The exercise asks you to copy every line below in which "value" appears.

-- Start of MATERIAL FOR THE TASK --

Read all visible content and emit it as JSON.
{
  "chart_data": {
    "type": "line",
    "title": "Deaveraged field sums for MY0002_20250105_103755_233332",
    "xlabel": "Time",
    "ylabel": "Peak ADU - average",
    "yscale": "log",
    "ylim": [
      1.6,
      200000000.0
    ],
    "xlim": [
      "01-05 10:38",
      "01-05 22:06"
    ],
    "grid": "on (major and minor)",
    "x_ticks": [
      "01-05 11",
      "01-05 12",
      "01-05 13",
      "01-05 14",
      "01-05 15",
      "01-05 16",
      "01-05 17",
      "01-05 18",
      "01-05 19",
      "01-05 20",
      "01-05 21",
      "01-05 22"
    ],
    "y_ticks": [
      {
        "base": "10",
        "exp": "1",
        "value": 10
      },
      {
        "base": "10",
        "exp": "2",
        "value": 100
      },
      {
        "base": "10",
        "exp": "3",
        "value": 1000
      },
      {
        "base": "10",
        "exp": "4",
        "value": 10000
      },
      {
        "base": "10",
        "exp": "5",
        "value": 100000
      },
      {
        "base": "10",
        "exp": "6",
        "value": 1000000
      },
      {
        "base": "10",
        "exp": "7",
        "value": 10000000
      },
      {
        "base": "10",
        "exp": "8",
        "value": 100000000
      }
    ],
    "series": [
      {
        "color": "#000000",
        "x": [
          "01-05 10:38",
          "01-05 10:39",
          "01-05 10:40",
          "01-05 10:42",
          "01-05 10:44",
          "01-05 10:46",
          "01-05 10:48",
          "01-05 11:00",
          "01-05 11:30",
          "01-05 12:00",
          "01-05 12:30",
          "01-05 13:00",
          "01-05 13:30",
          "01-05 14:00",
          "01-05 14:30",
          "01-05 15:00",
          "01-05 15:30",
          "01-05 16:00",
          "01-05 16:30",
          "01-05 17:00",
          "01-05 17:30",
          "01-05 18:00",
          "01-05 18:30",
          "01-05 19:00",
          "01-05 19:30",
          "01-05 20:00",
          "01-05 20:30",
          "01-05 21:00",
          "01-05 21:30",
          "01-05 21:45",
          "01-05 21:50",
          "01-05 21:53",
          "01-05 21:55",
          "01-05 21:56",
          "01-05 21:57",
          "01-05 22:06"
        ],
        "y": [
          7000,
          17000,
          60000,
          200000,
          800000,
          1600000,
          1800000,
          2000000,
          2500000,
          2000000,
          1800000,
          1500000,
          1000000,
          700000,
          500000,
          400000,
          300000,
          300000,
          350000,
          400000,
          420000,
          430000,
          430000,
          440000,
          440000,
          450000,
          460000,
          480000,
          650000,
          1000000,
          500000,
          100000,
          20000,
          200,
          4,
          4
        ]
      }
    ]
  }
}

-- End of MATERIAL FOR THE TASK --

_FINAL RESULT_.
        "value": 10
        "value": 100
        "value": 1000
        "value": 10000
        "value": 100000
        "value": 1000000
        "value": 10000000
        "value": 100000000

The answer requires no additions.